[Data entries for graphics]
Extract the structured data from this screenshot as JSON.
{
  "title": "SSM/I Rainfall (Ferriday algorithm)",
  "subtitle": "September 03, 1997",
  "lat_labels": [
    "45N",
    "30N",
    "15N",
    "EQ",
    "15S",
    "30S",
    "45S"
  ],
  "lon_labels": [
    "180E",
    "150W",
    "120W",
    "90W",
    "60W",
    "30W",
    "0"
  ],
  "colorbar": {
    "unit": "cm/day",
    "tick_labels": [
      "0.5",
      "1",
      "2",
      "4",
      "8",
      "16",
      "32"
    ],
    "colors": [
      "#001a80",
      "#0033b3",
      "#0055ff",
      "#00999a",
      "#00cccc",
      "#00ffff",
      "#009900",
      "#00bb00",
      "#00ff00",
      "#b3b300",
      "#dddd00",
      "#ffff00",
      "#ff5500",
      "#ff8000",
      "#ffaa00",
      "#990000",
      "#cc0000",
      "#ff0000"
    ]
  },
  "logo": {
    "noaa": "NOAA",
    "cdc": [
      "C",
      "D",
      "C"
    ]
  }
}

Request ::
Using the exact wording, write out all of the records.

Full solution ::
Extract the structured data from this screenshot as JSON.
{
  "title": "SSM/I Rainfall (Ferriday algorithm)",
  "subtitle": "September 03, 1997",
  "lat_labels": [
    "45N",
    "30N",
    "15N",
    "EQ",
    "15S",
    "30S",
    "45S"
  ],
  "lon_labels": [
    "180E",
    "150W",
    "120W",
    "90W",
    "60W",
    "30W",
    "0"
  ],
  "colorbar": {
    "unit": "cm/day",
    "tick_labels": [
      "0.5",
      "1",
      "2",
      "4",
      "8",
      "16",
      "32"
    ],
    "colors": [
      "#001a80",
      "#0033b3",
      "#0055ff",
      "#00999a",
      "#00cccc",
      "#00ffff",
      "#009900",
      "#00bb00",
      "#00ff00",
      "#b3b300",
      "#dddd00",
      "#ffff00",
      "#ff5500",
      "#ff8000",
      "#ffaa00",
      "#990000",
      "#cc0000",
      "#ff0000"
    ]
  },
  "logo": {
    "noaa": "NOAA",
    "cdc": [
      "C",
      "D",
      "C"
    ]
  }
}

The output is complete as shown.